• _Exercise prompt_: Give a verbatim quotation of every record.

• _Material provided_:

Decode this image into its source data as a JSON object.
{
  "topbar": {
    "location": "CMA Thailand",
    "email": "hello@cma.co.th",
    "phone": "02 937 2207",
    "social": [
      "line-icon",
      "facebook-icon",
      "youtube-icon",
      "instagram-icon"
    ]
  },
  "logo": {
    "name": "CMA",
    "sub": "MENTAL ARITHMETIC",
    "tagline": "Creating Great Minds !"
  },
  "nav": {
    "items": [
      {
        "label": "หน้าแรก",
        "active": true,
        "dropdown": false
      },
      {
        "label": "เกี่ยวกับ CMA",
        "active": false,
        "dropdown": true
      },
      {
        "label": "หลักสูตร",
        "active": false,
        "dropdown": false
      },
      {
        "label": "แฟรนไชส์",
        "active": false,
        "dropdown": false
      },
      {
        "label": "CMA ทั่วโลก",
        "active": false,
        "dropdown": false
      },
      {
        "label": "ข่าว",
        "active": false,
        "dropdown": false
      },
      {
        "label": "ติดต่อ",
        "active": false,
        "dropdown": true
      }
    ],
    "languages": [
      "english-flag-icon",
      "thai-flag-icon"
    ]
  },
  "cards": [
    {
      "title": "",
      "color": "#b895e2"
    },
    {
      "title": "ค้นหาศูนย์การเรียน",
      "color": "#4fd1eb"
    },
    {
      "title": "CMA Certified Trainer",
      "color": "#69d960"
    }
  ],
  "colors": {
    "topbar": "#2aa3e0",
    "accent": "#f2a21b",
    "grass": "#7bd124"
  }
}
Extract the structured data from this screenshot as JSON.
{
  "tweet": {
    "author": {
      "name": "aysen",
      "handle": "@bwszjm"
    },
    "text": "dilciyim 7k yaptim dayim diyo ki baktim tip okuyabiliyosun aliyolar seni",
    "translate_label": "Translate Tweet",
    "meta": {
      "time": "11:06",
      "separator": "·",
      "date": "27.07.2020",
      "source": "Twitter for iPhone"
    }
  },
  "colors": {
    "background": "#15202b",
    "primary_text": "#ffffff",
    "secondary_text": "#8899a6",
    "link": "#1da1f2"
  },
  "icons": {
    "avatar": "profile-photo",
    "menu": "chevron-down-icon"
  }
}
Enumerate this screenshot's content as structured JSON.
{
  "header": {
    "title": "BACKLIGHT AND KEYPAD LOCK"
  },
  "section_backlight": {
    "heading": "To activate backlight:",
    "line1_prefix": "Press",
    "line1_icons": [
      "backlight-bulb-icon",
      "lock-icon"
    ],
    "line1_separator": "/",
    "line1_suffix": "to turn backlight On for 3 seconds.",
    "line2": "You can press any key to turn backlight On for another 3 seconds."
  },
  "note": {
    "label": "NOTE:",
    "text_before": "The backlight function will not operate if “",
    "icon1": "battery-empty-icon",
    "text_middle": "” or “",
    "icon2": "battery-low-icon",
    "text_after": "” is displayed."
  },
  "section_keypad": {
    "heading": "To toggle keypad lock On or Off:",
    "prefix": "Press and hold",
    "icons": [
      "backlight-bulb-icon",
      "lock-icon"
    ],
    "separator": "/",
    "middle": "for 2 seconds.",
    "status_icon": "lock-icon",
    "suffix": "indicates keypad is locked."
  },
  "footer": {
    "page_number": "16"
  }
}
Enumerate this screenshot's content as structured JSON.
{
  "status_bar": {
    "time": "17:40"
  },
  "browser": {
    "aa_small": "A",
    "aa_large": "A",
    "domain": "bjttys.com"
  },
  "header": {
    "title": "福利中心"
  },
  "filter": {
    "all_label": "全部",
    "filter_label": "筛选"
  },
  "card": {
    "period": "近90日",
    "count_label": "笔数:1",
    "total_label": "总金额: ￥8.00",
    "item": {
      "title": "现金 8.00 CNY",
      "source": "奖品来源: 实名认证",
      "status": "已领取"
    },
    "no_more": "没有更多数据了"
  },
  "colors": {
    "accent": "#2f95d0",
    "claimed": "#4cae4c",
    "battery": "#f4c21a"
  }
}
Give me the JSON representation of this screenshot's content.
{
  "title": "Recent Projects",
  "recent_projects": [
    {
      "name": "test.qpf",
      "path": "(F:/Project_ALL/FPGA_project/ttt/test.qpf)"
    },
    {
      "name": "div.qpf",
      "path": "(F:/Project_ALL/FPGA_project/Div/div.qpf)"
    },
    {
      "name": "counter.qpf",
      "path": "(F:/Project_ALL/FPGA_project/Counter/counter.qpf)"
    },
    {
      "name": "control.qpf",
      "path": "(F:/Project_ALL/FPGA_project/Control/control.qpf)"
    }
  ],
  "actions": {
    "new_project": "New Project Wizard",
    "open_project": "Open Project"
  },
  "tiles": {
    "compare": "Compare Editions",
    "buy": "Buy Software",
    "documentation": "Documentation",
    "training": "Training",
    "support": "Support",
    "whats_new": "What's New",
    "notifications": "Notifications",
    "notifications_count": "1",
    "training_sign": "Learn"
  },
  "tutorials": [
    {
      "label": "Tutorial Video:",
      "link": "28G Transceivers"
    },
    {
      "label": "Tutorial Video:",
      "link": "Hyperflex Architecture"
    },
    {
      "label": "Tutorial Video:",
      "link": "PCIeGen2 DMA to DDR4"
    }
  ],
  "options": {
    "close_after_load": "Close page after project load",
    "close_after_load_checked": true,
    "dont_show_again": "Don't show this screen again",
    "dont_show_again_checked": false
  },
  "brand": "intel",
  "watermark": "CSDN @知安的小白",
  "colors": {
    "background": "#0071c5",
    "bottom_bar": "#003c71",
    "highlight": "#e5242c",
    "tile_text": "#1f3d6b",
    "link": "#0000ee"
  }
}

• _Solution to this task_:
Decode this image into its source data as a JSON object.
{
  "topbar": {
    "location": "CMA Thailand",
    "email": "hello@cma.co.th",
    "phone": "02 937 2207",
    "social": [
      "line-icon",
      "facebook-icon",
      "youtube-icon",
      "instagram-icon"
    ]
  },
  "logo": {
    "name": "CMA",
    "sub": "MENTAL ARITHMETIC",
    "tagline": "Creating Great Minds !"
  },
  "nav": {
    "items": [
      {
        "label": "หน้าแรก",
        "active": true,
        "dropdown": false
      },
      {
        "label": "เกี่ยวกับ CMA",
        "active": false,
        "dropdown": true
      },
      {
        "label": "หลักสูตร",
        "active": false,
        "dropdown": false
      },
      {
        "label": "แฟรนไชส์",
        "active": false,
        "dropdown": false
      },
      {
        "label": "CMA ทั่วโลก",
        "active": false,
        "dropdown": false
      },
      {
        "label": "ข่าว",
        "active": false,
        "dropdown": false
      },
      {
        "label": "ติดต่อ",
        "active": false,
        "dropdown": true
      }
    ],
    "languages": [
      "english-flag-icon",
      "thai-flag-icon"
    ]
  },
  "cards": [
    {
      "title": "",
      "color": "#b895e2"
    },
    {
      "title": "ค้นหาศูนย์การเรียน",
      "color": "#4fd1eb"
    },
    {
      "title": "CMA Certified Trainer",
      "color": "#69d960"
    }
  ],
  "colors": {
    "topbar": "#2aa3e0",
    "accent": "#f2a21b",
    "grass": "#7bd124"
  }
}
Extract the structured data from this screenshot as JSON.
{
  "tweet": {
    "author": {
      "name": "aysen",
      "handle": "@bwszjm"
    },
    "text": "dilciyim 7k yaptim dayim diyo ki baktim tip okuyabiliyosun aliyolar seni",
    "translate_label": "Translate Tweet",
    "meta": {
      "time": "11:06",
      "separator": "·",
      "date": "27.07.2020",
      "source": "Twitter for iPhone"
    }
  },
  "colors": {
    "background": "#15202b",
    "primary_text": "#ffffff",
    "secondary_text": "#8899a6",
    "link": "#1da1f2"
  },
  "icons": {
    "avatar": "profile-photo",
    "menu": "chevron-down-icon"
  }
}
Enumerate this screenshot's content as structured JSON.
{
  "header": {
    "title": "BACKLIGHT AND KEYPAD LOCK"
  },
  "section_backlight": {
    "heading": "To activate backlight:",
    "line1_prefix": "Press",
    "line1_icons": [
      "backlight-bulb-icon",
      "lock-icon"
    ],
    "line1_separator": "/",
    "line1_suffix": "to turn backlight On for 3 seconds.",
    "line2": "You can press any key to turn backlight On for another 3 seconds."
  },
  "note": {
    "label": "NOTE:",
    "text_before": "The backlight function will not operate if “",
    "icon1": "battery-empty-icon",
    "text_middle": "” or “",
    "icon2": "battery-low-icon",
    "text_after": "” is displayed."
  },
  "section_keypad": {
    "heading": "To toggle keypad lock On or Off:",
    "prefix": "Press and hold",
    "icons": [
      "backlight-bulb-icon",
      "lock-icon"
    ],
    "separator": "/",
    "middle": "for 2 seconds.",
    "status_icon": "lock-icon",
    "suffix": "indicates keypad is locked."
  },
  "footer": {
    "page_number": "16"
  }
}
Enumerate this screenshot's content as structured JSON.
{
  "status_bar": {
    "time": "17:40"
  },
  "browser": {
    "aa_small": "A",
    "aa_large": "A",
    "domain": "bjttys.com"
  },
  "header": {
    "title": "福利中心"
  },
  "filter": {
    "all_label": "全部",
    "filter_label": "筛选"
  },
  "card": {
    "period": "近90日",
    "count_label": "笔数:1",
    "total_label": "总金额: ￥8.00",
    "item": {
      "title": "现金 8.00 CNY",
      "source": "奖品来源: 实名认证",
      "status": "已领取"
    },
    "no_more": "没有更多数据了"
  },
  "colors": {
    "accent": "#2f95d0",
    "claimed": "#4cae4c",
    "battery": "#f4c21a"
  }
}
Give me the JSON representation of this screenshot's content.
{
  "title": "Recent Projects",
  "recent_projects": [
    {
      "name": "test.qpf",
      "path": "(F:/Project_ALL/FPGA_project/ttt/test.qpf)"
    },
    {
      "name": "div.qpf",
      "path": "(F:/Project_ALL/FPGA_project/Div/div.qpf)"
    },
    {
      "name": "counter.qpf",
      "path": "(F:/Project_ALL/FPGA_project/Counter/counter.qpf)"
    },
    {
      "name": "control.qpf",
      "path": "(F:/Project_ALL/FPGA_project/Control/control.qpf)"
    }
  ],
  "actions": {
    "new_project": "New Project Wizard",
    "open_project": "Open Project"
  },
  "tiles": {
    "compare": "Compare Editions",
    "buy": "Buy Software",
    "documentation": "Documentation",
    "training": "Training",
    "support": "Support",
    "whats_new": "What's New",
    "notifications": "Notifications",
    "notifications_count": "1",
    "training_sign": "Learn"
  },
  "tutorials": [
    {
      "label": "Tutorial Video:",
      "link": "28G Transceivers"
    },
    {
      "label": "Tutorial Video:",
      "link": "Hyperflex Architecture"
    },
    {
      "label": "Tutorial Video:",
      "link": "PCIeGen2 DMA to DDR4"
    }
  ],
  "options": {
    "close_after_load": "Close page after project load",
    "close_after_load_checked": true,
    "dont_show_again": "Don't show this screen again",
    "dont_show_again_checked": false
  },
  "brand": "intel",
  "watermark": "CSDN @知安的小白",
  "colors": {
    "background": "#0071c5",
    "bottom_bar": "#003c71",
    "highlight": "#e5242c",
    "tile_text": "#1f3d6b",
    "link": "#0000ee"
  }
}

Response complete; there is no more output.